--- begin ---

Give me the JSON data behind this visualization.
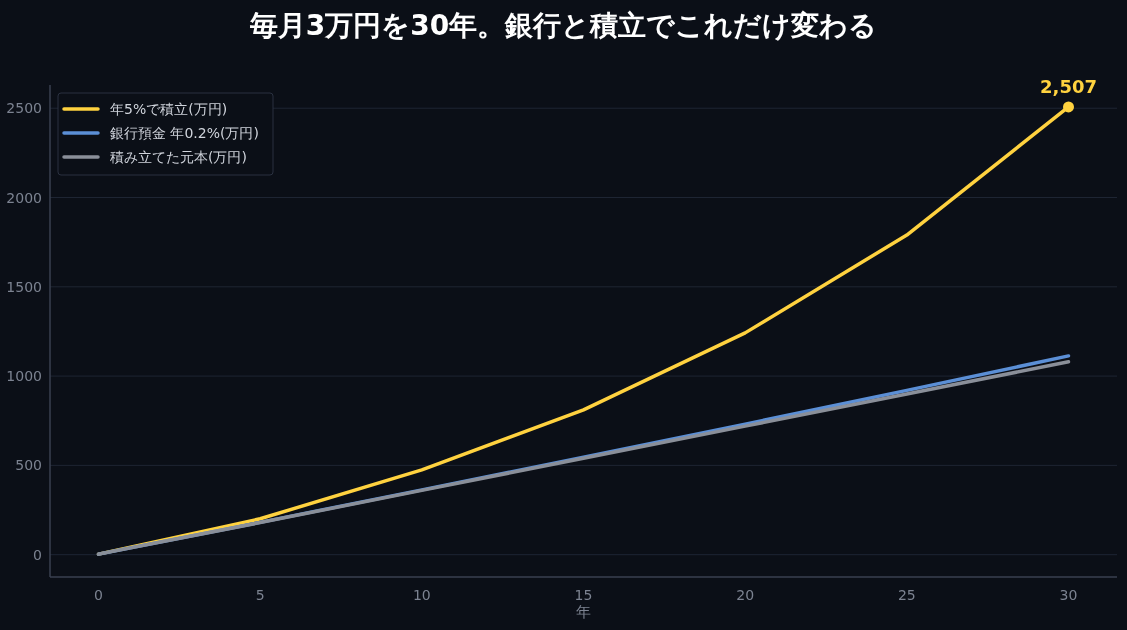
{
  "chart_data": {
    "type": "line",
    "title": "毎月3万円を30年。銀行と積立でこれだけ変わる",
    "xlabel": "年",
    "x": [
      0,
      5,
      10,
      15,
      20,
      25,
      30
    ],
    "series": [
      {
        "name": "年5%で積立(万円)",
        "color": "#ffd23f",
        "values": [
          3,
          201,
          475,
          811,
          1242,
          1790,
          2507
        ]
      },
      {
        "name": "銀行預金 年0.2%(万円)",
        "color": "#5b8fd6",
        "values": [
          3,
          181,
          363,
          546,
          731,
          920,
          1113
        ]
      },
      {
        "name": "積み立てた元本(万円)",
        "color": "#8a8f99",
        "values": [
          3,
          180,
          360,
          540,
          720,
          900,
          1080
        ]
      },
      {
        "type": "scatter",
        "marker": "circle",
        "color": "#ffd23f",
        "x": [
          30
        ],
        "values": [
          2507
        ]
      }
    ],
    "annotations": [
      {
        "text": "2,507",
        "x": 30,
        "y": 2507
      }
    ],
    "xlim": [
      -1.5,
      31.5
    ],
    "xticks": [
      0,
      5,
      10,
      15,
      20,
      25,
      30
    ],
    "ylim": [
      -125,
      2630
    ],
    "yticks": [
      0,
      500,
      1000,
      1500,
      2000,
      2500
    ],
    "grid": "y",
    "legend": "top left",
    "line_style": "solid"
  }
}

--- end ---

### TO DO
From the records given above, reproduce all text exactly and exclude each picture.

### RESPONSE TO THIS TASK
Give me the JSON data behind this visualization.
{
  "chart_data": {
    "type": "line",
    "title": "毎月3万円を30年。銀行と積立でこれだけ変わる",
    "xlabel": "年",
    "x": [
      0,
      5,
      10,
      15,
      20,
      25,
      30
    ],
    "series": [
      {
        "name": "年5%で積立(万円)",
        "color": "#ffd23f",
        "values": [
          3,
          201,
          475,
          811,
          1242,
          1790,
          2507
        ]
      },
      {
        "name": "銀行預金 年0.2%(万円)",
        "color": "#5b8fd6",
        "values": [
          3,
          181,
          363,
          546,
          731,
          920,
          1113
        ]
      },
      {
        "name": "積み立てた元本(万円)",
        "color": "#8a8f99",
        "values": [
          3,
          180,
          360,
          540,
          720,
          900,
          1080
        ]
      },
      {
        "type": "scatter",
        "marker": "circle",
        "color": "#ffd23f",
        "x": [
          30
        ],
        "values": [
          2507
        ]
      }
    ],
    "annotations": [
      {
        "text": "2,507",
        "x": 30,
        "y": 2507
      }
    ],
    "xlim": [
      -1.5,
      31.5
    ],
    "xticks": [
      0,
      5,
      10,
      15,
      20,
      25,
      30
    ],
    "ylim": [
      -125,
      2630
    ],
    "yticks": [
      0,
      500,
      1000,
      1500,
      2000,
      2500
    ],
    "grid": "y",
    "legend": "top left",
    "line_style": "solid"
  }
}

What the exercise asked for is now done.